Task inputs:

════

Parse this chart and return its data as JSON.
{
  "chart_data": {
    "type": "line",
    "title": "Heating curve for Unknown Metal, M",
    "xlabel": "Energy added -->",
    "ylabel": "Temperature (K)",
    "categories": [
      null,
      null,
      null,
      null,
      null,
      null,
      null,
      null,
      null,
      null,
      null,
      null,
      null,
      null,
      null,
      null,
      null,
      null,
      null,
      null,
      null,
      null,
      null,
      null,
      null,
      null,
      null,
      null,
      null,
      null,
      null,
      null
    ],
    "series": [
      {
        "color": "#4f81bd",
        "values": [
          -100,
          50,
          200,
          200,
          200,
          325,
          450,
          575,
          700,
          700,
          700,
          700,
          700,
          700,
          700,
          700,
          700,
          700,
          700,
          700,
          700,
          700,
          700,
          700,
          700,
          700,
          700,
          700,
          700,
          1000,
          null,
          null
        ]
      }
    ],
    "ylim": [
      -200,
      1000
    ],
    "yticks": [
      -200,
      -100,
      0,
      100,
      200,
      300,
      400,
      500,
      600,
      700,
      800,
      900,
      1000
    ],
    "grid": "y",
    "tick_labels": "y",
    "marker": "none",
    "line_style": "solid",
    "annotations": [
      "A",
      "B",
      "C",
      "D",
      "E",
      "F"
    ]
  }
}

════

The exercise:
Go through the listing and print each line exactly as it appears.

Final result:
Parse this chart and return its data as JSON.
{
  "chart_data": {
    "type": "line",
    "title": "Heating curve for Unknown Metal, M",
    "xlabel": "Energy added -->",
    "ylabel": "Temperature (K)",
    "categories": [
      null,
      null,
      null,
      null,
      null,
      null,
      null,
      null,
      null,
      null,
      null,
      null,
      null,
      null,
      null,
      null,
      null,
      null,
      null,
      null,
      null,
      null,
      null,
      null,
      null,
      null,
      null,
      null,
      null,
      null,
      null,
      null
    ],
    "series": [
      {
        "color": "#4f81bd",
        "values": [
          -100,
          50,
          200,
          200,
          200,
          325,
          450,
          575,
          700,
          700,
          700,
          700,
          700,
          700,
          700,
          700,
          700,
          700,
          700,
          700,
          700,
          700,
          700,
          700,
          700,
          700,
          700,
          700,
          700,
          1000,
          null,
          null
        ]
      }
    ],
    "ylim": [
      -200,
      1000
    ],
    "yticks": [
      -200,
      -100,
      0,
      100,
      200,
      300,
      400,
      500,
      600,
      700,
      800,
      900,
      1000
    ],
    "grid": "y",
    "tick_labels": "y",
    "marker": "none",
    "line_style": "solid",
    "annotations": [
      "A",
      "B",
      "C",
      "D",
      "E",
      "F"
    ]
  }
}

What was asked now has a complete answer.